» **STATED GOAL**:
Show all lines holding "Temp".

Records from a collection of figures
··········

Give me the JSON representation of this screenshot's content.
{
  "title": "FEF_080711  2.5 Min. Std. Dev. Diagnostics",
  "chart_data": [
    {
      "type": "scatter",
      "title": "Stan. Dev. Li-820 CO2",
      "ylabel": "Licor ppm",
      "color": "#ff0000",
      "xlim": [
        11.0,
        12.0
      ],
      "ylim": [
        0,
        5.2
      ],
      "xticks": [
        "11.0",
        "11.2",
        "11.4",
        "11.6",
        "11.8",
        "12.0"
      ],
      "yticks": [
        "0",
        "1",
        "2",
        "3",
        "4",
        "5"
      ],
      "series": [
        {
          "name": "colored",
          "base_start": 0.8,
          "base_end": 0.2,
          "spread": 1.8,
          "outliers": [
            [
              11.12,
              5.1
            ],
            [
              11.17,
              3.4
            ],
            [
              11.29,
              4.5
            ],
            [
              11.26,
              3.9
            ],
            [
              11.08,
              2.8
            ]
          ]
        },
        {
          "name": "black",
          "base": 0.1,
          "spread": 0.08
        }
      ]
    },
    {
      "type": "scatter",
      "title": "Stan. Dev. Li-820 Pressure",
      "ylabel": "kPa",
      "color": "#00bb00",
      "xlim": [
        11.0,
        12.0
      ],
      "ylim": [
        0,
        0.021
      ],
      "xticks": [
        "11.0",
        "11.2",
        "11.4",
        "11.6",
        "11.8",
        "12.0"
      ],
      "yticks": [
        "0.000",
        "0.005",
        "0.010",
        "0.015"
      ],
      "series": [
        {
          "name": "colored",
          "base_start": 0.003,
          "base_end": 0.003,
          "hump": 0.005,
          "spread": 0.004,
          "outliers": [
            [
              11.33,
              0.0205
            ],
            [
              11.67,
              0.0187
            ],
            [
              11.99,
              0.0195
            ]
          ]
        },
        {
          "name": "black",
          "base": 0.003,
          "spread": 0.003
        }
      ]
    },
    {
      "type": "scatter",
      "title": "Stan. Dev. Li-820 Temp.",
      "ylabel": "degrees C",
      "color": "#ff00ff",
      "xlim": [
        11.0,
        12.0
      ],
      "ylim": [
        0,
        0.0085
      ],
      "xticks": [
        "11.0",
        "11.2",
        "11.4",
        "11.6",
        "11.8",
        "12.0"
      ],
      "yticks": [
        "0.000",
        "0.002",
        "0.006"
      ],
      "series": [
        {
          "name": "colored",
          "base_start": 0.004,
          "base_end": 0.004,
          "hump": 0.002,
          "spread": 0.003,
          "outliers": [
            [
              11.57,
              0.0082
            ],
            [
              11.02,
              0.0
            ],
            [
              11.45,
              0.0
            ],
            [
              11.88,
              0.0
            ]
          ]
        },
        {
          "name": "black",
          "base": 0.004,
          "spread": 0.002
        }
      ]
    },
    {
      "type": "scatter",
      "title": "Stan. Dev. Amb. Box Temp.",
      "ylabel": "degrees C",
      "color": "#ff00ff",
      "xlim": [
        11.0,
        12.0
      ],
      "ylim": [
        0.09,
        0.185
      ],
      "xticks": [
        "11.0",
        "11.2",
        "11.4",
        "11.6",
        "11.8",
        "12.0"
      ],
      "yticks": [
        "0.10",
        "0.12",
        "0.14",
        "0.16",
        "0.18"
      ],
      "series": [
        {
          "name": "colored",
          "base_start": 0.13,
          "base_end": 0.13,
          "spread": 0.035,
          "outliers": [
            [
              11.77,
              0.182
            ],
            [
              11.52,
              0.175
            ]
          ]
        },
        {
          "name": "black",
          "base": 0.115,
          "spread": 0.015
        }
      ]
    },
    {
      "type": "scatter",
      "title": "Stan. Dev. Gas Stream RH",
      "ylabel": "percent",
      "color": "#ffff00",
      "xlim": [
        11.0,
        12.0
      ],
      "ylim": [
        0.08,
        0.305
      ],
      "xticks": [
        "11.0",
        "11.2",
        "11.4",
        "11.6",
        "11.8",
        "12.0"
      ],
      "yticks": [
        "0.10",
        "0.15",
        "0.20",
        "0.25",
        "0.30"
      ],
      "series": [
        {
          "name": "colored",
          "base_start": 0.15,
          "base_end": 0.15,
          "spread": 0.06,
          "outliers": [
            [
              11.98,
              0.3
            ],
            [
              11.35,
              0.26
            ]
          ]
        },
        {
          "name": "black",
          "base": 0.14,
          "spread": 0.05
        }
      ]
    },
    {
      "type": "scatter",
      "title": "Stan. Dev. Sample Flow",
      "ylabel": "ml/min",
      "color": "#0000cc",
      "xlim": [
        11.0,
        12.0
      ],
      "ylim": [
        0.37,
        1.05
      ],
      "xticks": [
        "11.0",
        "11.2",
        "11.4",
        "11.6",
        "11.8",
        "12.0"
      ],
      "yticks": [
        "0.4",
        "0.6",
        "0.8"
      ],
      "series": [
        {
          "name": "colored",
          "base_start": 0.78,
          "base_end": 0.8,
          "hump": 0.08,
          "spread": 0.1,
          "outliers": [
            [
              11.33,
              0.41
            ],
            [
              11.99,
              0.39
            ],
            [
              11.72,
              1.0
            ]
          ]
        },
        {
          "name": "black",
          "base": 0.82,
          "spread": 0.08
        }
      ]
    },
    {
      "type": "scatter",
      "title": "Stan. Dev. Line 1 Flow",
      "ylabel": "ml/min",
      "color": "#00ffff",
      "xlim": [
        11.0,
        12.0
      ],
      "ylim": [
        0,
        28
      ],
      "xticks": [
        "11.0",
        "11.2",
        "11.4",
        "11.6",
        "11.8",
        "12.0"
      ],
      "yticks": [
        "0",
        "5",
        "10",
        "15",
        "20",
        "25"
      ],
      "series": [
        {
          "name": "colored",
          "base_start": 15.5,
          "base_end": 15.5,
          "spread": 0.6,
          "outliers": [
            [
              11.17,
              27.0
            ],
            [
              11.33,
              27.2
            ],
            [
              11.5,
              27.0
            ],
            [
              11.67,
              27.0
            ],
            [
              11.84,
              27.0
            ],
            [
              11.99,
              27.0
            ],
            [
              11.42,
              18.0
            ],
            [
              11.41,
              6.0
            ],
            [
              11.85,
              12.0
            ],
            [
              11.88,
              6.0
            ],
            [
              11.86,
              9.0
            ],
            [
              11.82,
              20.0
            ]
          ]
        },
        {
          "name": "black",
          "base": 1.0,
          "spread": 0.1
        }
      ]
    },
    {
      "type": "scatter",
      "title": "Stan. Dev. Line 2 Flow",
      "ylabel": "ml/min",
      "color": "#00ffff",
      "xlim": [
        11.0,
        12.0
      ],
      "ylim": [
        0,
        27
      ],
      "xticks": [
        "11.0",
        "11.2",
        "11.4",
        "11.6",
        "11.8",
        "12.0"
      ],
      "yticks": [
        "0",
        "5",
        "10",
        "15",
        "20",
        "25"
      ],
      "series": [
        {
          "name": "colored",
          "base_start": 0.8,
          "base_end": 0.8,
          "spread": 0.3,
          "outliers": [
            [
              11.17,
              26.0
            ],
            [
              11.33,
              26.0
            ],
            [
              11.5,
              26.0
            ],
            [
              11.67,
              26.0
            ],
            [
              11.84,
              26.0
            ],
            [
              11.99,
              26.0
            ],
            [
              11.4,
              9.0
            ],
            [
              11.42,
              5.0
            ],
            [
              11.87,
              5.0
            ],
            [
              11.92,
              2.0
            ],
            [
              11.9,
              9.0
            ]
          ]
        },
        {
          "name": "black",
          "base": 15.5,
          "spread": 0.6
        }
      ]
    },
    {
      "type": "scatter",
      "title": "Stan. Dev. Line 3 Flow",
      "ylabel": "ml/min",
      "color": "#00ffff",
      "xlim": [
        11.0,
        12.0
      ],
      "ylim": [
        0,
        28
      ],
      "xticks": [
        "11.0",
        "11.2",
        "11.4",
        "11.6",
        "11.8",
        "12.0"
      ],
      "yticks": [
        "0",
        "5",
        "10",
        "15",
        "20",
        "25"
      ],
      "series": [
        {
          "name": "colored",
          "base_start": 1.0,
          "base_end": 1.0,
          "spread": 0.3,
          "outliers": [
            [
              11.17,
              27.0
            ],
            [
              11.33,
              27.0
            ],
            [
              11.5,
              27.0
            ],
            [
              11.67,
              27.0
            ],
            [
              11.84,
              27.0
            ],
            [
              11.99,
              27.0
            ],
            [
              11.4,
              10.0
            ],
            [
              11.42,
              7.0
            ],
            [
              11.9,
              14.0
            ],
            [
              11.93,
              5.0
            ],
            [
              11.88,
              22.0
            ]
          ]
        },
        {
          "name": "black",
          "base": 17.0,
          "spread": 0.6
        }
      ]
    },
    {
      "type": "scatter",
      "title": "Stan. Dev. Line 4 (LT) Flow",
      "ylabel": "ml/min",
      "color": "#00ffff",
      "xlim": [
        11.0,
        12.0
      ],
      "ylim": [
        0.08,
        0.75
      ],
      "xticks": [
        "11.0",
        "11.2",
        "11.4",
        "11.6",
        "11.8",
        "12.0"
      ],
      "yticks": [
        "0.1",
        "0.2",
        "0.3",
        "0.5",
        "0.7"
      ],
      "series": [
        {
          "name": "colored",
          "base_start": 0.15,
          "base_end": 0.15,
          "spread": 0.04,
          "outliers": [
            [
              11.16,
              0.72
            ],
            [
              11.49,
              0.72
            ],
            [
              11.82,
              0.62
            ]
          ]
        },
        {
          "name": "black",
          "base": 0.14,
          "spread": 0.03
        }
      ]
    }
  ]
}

··········

» **FULL SOLUTION**:
      "title": "Stan. Dev. Li-820 Temp.",
      "title": "Stan. Dev. Amb. Box Temp.",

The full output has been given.